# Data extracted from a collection
......

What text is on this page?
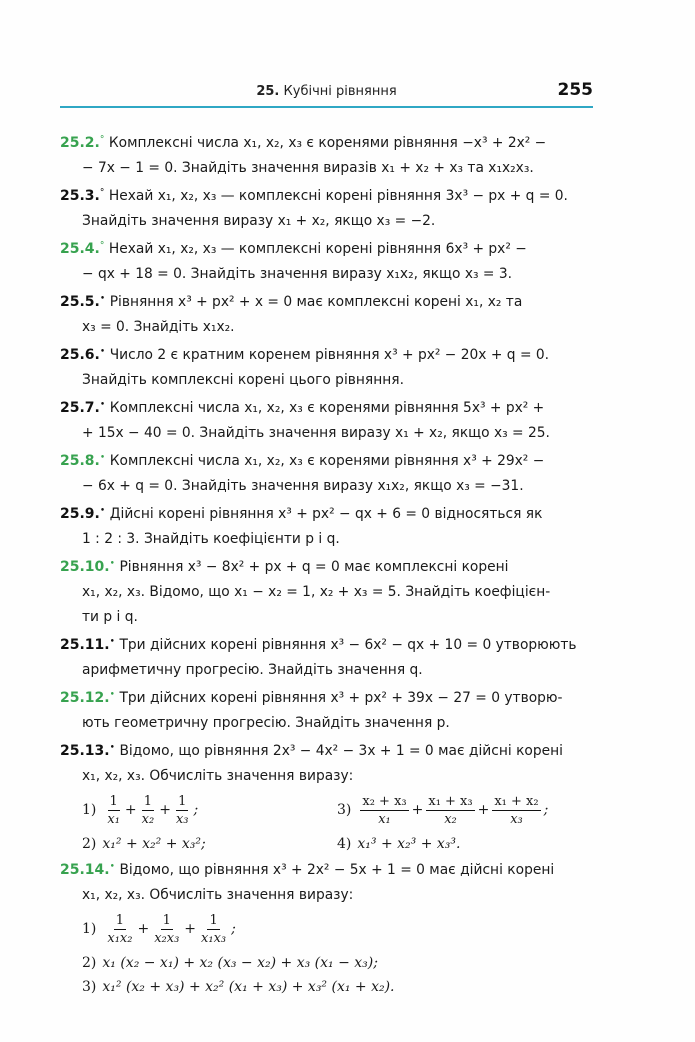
25. Кубічні рівняння	255
25.2.° Комплексні числа x₁, x₂, x₃ є коренями рівняння −x³ + 2x² −
− 7x − 1 = 0. Знайдіть значення виразів x₁ + x₂ + x₃ та x₁x₂x₃.
25.3.° Нехай x₁, x₂, x₃ — комплексні корені рівняння 3x³ − px + q = 0.
Знайдіть значення виразу x₁ + x₂, якщо x₃ = −2.
25.4.° Нехай x₁, x₂, x₃ — комплексні корені рівняння 6x³ + px² −
− qx + 18 = 0. Знайдіть значення виразу x₁x₂, якщо x₃ = 3.
25.5.• Рівняння x³ + px² + x = 0 має комплексні корені x₁, x₂ та
x₃ = 0. Знайдіть x₁x₂.
25.6.• Число 2 є кратним коренем рівняння x³ + px² − 20x + q = 0.
Знайдіть комплексні корені цього рівняння.
25.7.• Комплексні числа x₁, x₂, x₃ є коренями рівняння 5x³ + px² +
+ 15x − 40 = 0. Знайдіть значення виразу x₁ + x₂, якщо x₃ = 25.
25.8.• Комплексні числа x₁, x₂, x₃ є коренями рівняння x³ + 29x² −
− 6x + q = 0. Знайдіть значення виразу x₁x₂, якщо x₃ = −31.
25.9.• Дійсні корені рівняння x³ + px² − qx + 6 = 0 відносяться як
1 : 2 : 3. Знайдіть коефіцієнти p і q.
25.10.• Рівняння x³ − 8x² + px + q = 0 має комплексні корені
x₁, x₂, x₃. Відомо, що x₁ − x₂ = 1, x₂ + x₃ = 5. Знайдіть коефіцієн-
ти p і q.
25.11.• Три дійсних корені рівняння x³ − 6x² − qx + 10 = 0 утворюють
арифметичну прогресію. Знайдіть значення q.
25.12.• Три дійсних корені рівняння x³ + px² + 39x − 27 = 0 утворю-
ють геометричну прогресію. Знайдіть значення p.
25.13.• Відомо, що рівняння 2x³ − 4x² − 3x + 1 = 0 має дійсні корені
x₁, x₂, x₃. Обчисліть значення виразу:
$1) \frac{1}{\text{x₁}} + \frac{1}{\text{x₂}} + \frac{1}{\text{x₃}}$ ;	$3) \frac{\text{x₂ + x₃}}{\text{x₁}} + \frac{\text{x₁ + x₃}}{\text{x₂}} + \frac{\text{x₁ + x₂}}{\text{x₃}}$ ;
2) x₁² + x₂² + x₃²;	4) x₁³ + x₂³ + x₃³.
25.14.• Відомо, що рівняння x³ + 2x² − 5x + 1 = 0 має дійсні корені
x₁, x₂, x₃. Обчисліть значення виразу:
$1) \frac{1}{\text{x₁x₂}} + \frac{1}{\text{x₂x₃}} + \frac{1}{\text{x₁x₃}}$ ;
2) x₁ (x₂ − x₁) + x₂ (x₃ − x₂) + x₃ (x₁ − x₃);
3) x₁² (x₂ + x₃) + x₂² (x₁ + x₃) + x₃² (x₁ + x₂).
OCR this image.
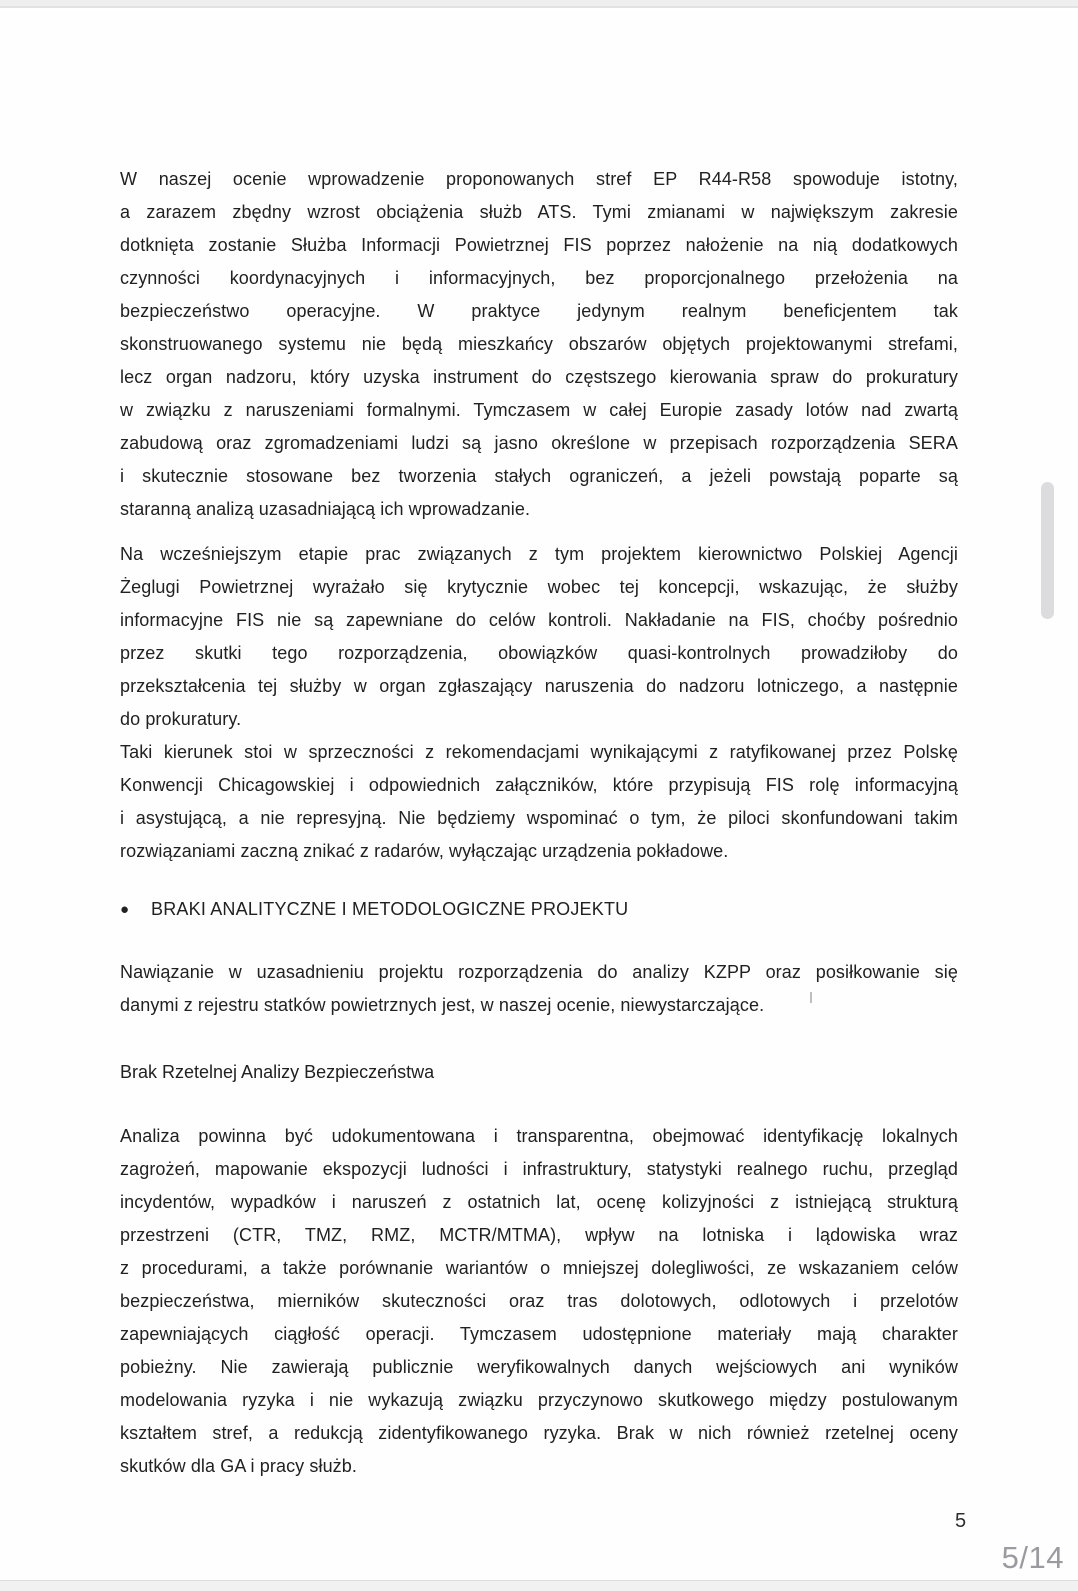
W naszej ocenie wprowadzenie proponowanych stref EP R44-R58 spowoduje istotny,
a zarazem zbędny wzrost obciążenia służb ATS. Tymi zmianami w największym zakresie
dotknięta zostanie Służba Informacji Powietrznej FIS poprzez nałożenie na nią dodatkowych
czynności koordynacyjnych i informacyjnych, bez proporcjonalnego przełożenia na
bezpieczeństwo operacyjne. W praktyce jedynym realnym beneficjentem tak
skonstruowanego systemu nie będą mieszkańcy obszarów objętych projektowanymi strefami,
lecz organ nadzoru, który uzyska instrument do częstszego kierowania spraw do prokuratury
w związku z naruszeniami formalnymi. Tymczasem w całej Europie zasady lotów nad zwartą
zabudową oraz zgromadzeniami ludzi są jasno określone w przepisach rozporządzenia SERA
i skutecznie stosowane bez tworzenia stałych ograniczeń, a jeżeli powstają poparte są
staranną analizą uzasadniającą ich wprowadzanie.
Na wcześniejszym etapie prac związanych z tym projektem kierownictwo Polskiej Agencji
Żeglugi Powietrznej wyrażało się krytycznie wobec tej koncepcji, wskazując, że służby
informacyjne FIS nie są zapewniane do celów kontroli. Nakładanie na FIS, choćby pośrednio
przez skutki tego rozporządzenia, obowiązków quasi-kontrolnych prowadziłoby do
przekształcenia tej służby w organ zgłaszający naruszenia do nadzoru lotniczego, a następnie
do prokuratury.
Taki kierunek stoi w sprzeczności z rekomendacjami wynikającymi z ratyfikowanej przez Polskę
Konwencji Chicagowskiej i odpowiednich załączników, które przypisują FIS rolę informacyjną
i asystującą, a nie represyjną. Nie będziemy wspominać o tym, że piloci skonfundowani takim
rozwiązaniami zaczną znikać z radarów, wyłączając urządzenia pokładowe.
●	BRAKI ANALITYCZNE I METODOLOGICZNE PROJEKTU
Nawiązanie w uzasadnieniu projektu rozporządzenia do analizy KZPP oraz posiłkowanie się
danymi z rejestru statków powietrznych jest, w naszej ocenie, niewystarczające.
Brak Rzetelnej Analizy Bezpieczeństwa
Analiza powinna być udokumentowana i transparentna, obejmować identyfikację lokalnych
zagrożeń, mapowanie ekspozycji ludności i infrastruktury, statystyki realnego ruchu, przegląd
incydentów, wypadków i naruszeń z ostatnich lat, ocenę kolizyjności z istniejącą strukturą
przestrzeni (CTR, TMZ, RMZ, MCTR/MTMA), wpływ na lotniska i lądowiska wraz
z procedurami, a także porównanie wariantów o mniejszej dolegliwości, ze wskazaniem celów
bezpieczeństwa, mierników skuteczności oraz tras dolotowych, odlotowych i przelotów
zapewniających ciągłość operacji. Tymczasem udostępnione materiały mają charakter
pobieżny. Nie zawierają publicznie weryfikowalnych danych wejściowych ani wyników
modelowania ryzyka i nie wykazują związku przyczynowo skutkowego między postulowanym
kształtem stref, a redukcją zidentyfikowanego ryzyka. Brak w nich również rzetelnej oceny
skutków dla GA i pracy służb.
5
5/14
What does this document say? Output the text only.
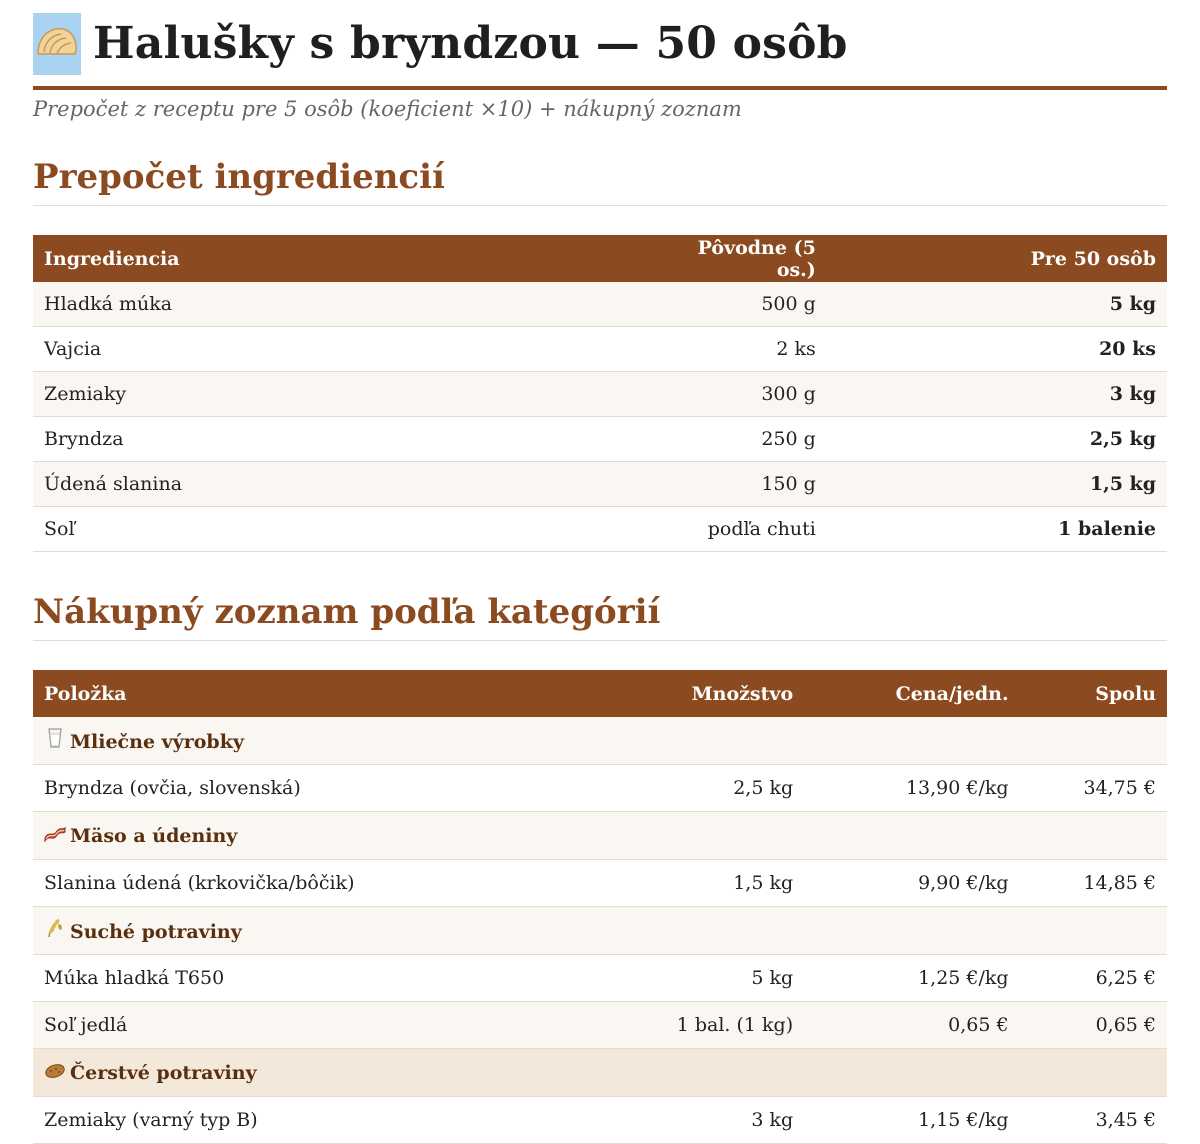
Halušky s bryndzou — 50 osôb
Prepočet z receptu pre 5 osôb (koeficient ×10) + nákupný zoznam
Prepočet ingrediencií
Ingrediencia	Pôvodne (5 os.)	Pre 50 osôb
Hladká múka	500 g	5 kg
Vajcia	2 ks	20 ks
Zemiaky	300 g	3 kg
Bryndza	250 g	2,5 kg
Údená slanina	150 g	1,5 kg
Soľ	podľa chuti	1 balenie
Nákupný zoznam podľa kategórií
Položka	Množstvo	Cena/jedn.	Spolu
Mliečne výrobky			
Bryndza (ovčia, slovenská)	2,5 kg	13,90 €/kg	34,75 €
Mäso a údeniny			
Slanina údená (krkovička/bôčik)	1,5 kg	9,90 €/kg	14,85 €
Suché potraviny			
Múka hladká T650	5 kg	1,25 €/kg	6,25 €
Soľ jedlá	1 bal. (1 kg)	0,65 €	0,65 €
Čerstvé potraviny			
Zemiaky (varný typ B)	3 kg	1,15 €/kg	3,45 €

......

# WHAT YOU SHOULD DO
Reproduce the whole listing word for word, setting aside any pictures.

# SOLUTION FOR THIS TASK
What text is on this page?
25. Кубічні рівняння	255
25.2.° Комплексні числа x₁, x₂, x₃ є коренями рівняння −x³ + 2x² −
− 7x − 1 = 0. Знайдіть значення виразів x₁ + x₂ + x₃ та x₁x₂x₃.
25.3.° Нехай x₁, x₂, x₃ — комплексні корені рівняння 3x³ − px + q = 0.
Знайдіть значення виразу x₁ + x₂, якщо x₃ = −2.
25.4.° Нехай x₁, x₂, x₃ — комплексні корені рівняння 6x³ + px² −
− qx + 18 = 0. Знайдіть значення виразу x₁x₂, якщо x₃ = 3.
25.5.• Рівняння x³ + px² + x = 0 має комплексні корені x₁, x₂ та
x₃ = 0. Знайдіть x₁x₂.
25.6.• Число 2 є кратним коренем рівняння x³ + px² − 20x + q = 0.
Знайдіть комплексні корені цього рівняння.
25.7.• Комплексні числа x₁, x₂, x₃ є коренями рівняння 5x³ + px² +
+ 15x − 40 = 0. Знайдіть значення виразу x₁ + x₂, якщо x₃ = 25.
25.8.• Комплексні числа x₁, x₂, x₃ є коренями рівняння x³ + 29x² −
− 6x + q = 0. Знайдіть значення виразу x₁x₂, якщо x₃ = −31.
25.9.• Дійсні корені рівняння x³ + px² − qx + 6 = 0 відносяться як
1 : 2 : 3. Знайдіть коефіцієнти p і q.
25.10.• Рівняння x³ − 8x² + px + q = 0 має комплексні корені
x₁, x₂, x₃. Відомо, що x₁ − x₂ = 1, x₂ + x₃ = 5. Знайдіть коефіцієн-
ти p і q.
25.11.• Три дійсних корені рівняння x³ − 6x² − qx + 10 = 0 утворюють
арифметичну прогресію. Знайдіть значення q.
25.12.• Три дійсних корені рівняння x³ + px² + 39x − 27 = 0 утворю-
ють геометричну прогресію. Знайдіть значення p.
25.13.• Відомо, що рівняння 2x³ − 4x² − 3x + 1 = 0 має дійсні корені
x₁, x₂, x₃. Обчисліть значення виразу:
$1) \frac{1}{\text{x₁}} + \frac{1}{\text{x₂}} + \frac{1}{\text{x₃}}$ ;	$3) \frac{\text{x₂ + x₃}}{\text{x₁}} + \frac{\text{x₁ + x₃}}{\text{x₂}} + \frac{\text{x₁ + x₂}}{\text{x₃}}$ ;
2) x₁² + x₂² + x₃²;	4) x₁³ + x₂³ + x₃³.
25.14.• Відомо, що рівняння x³ + 2x² − 5x + 1 = 0 має дійсні корені
x₁, x₂, x₃. Обчисліть значення виразу:
$1) \frac{1}{\text{x₁x₂}} + \frac{1}{\text{x₂x₃}} + \frac{1}{\text{x₁x₃}}$ ;
2) x₁ (x₂ − x₁) + x₂ (x₃ − x₂) + x₃ (x₁ − x₃);
3) x₁² (x₂ + x₃) + x₂² (x₁ + x₃) + x₃² (x₁ + x₂).
OCR this image.
W naszej ocenie wprowadzenie proponowanych stref EP R44-R58 spowoduje istotny,
a zarazem zbędny wzrost obciążenia służb ATS. Tymi zmianami w największym zakresie
dotknięta zostanie Służba Informacji Powietrznej FIS poprzez nałożenie na nią dodatkowych
czynności koordynacyjnych i informacyjnych, bez proporcjonalnego przełożenia na
bezpieczeństwo operacyjne. W praktyce jedynym realnym beneficjentem tak
skonstruowanego systemu nie będą mieszkańcy obszarów objętych projektowanymi strefami,
lecz organ nadzoru, który uzyska instrument do częstszego kierowania spraw do prokuratury
w związku z naruszeniami formalnymi. Tymczasem w całej Europie zasady lotów nad zwartą
zabudową oraz zgromadzeniami ludzi są jasno określone w przepisach rozporządzenia SERA
i skutecznie stosowane bez tworzenia stałych ograniczeń, a jeżeli powstają poparte są
staranną analizą uzasadniającą ich wprowadzanie.
Na wcześniejszym etapie prac związanych z tym projektem kierownictwo Polskiej Agencji
Żeglugi Powietrznej wyrażało się krytycznie wobec tej koncepcji, wskazując, że służby
informacyjne FIS nie są zapewniane do celów kontroli. Nakładanie na FIS, choćby pośrednio
przez skutki tego rozporządzenia, obowiązków quasi-kontrolnych prowadziłoby do
przekształcenia tej służby w organ zgłaszający naruszenia do nadzoru lotniczego, a następnie
do prokuratury.
Taki kierunek stoi w sprzeczności z rekomendacjami wynikającymi z ratyfikowanej przez Polskę
Konwencji Chicagowskiej i odpowiednich załączników, które przypisują FIS rolę informacyjną
i asystującą, a nie represyjną. Nie będziemy wspominać o tym, że piloci skonfundowani takim
rozwiązaniami zaczną znikać z radarów, wyłączając urządzenia pokładowe.
●	BRAKI ANALITYCZNE I METODOLOGICZNE PROJEKTU
Nawiązanie w uzasadnieniu projektu rozporządzenia do analizy KZPP oraz posiłkowanie się
danymi z rejestru statków powietrznych jest, w naszej ocenie, niewystarczające.
Brak Rzetelnej Analizy Bezpieczeństwa
Analiza powinna być udokumentowana i transparentna, obejmować identyfikację lokalnych
zagrożeń, mapowanie ekspozycji ludności i infrastruktury, statystyki realnego ruchu, przegląd
incydentów, wypadków i naruszeń z ostatnich lat, ocenę kolizyjności z istniejącą strukturą
przestrzeni (CTR, TMZ, RMZ, MCTR/MTMA), wpływ na lotniska i lądowiska wraz
z procedurami, a także porównanie wariantów o mniejszej dolegliwości, ze wskazaniem celów
bezpieczeństwa, mierników skuteczności oraz tras dolotowych, odlotowych i przelotów
zapewniających ciągłość operacji. Tymczasem udostępnione materiały mają charakter
pobieżny. Nie zawierają publicznie weryfikowalnych danych wejściowych ani wyników
modelowania ryzyka i nie wykazują związku przyczynowo skutkowego między postulowanym
kształtem stref, a redukcją zidentyfikowanego ryzyka. Brak w nich również rzetelnej oceny
skutków dla GA i pracy służb.
5
5/14
What does this document say? Output the text only.
Halušky s bryndzou — 50 osôb
Prepočet z receptu pre 5 osôb (koeficient ×10) + nákupný zoznam
Prepočet ingrediencií
Ingrediencia	Pôvodne (5 os.)	Pre 50 osôb
Hladká múka	500 g	5 kg
Vajcia	2 ks	20 ks
Zemiaky	300 g	3 kg
Bryndza	250 g	2,5 kg
Údená slanina	150 g	1,5 kg
Soľ	podľa chuti	1 balenie
Nákupný zoznam podľa kategórií
Položka	Množstvo	Cena/jedn.	Spolu
Mliečne výrobky			
Bryndza (ovčia, slovenská)	2,5 kg	13,90 €/kg	34,75 €
Mäso a údeniny			
Slanina údená (krkovička/bôčik)	1,5 kg	9,90 €/kg	14,85 €
Suché potraviny			
Múka hladká T650	5 kg	1,25 €/kg	6,25 €
Soľ jedlá	1 bal. (1 kg)	0,65 €	0,65 €
Čerstvé potraviny			
Zemiaky (varný typ B)	3 kg	1,15 €/kg	3,45 €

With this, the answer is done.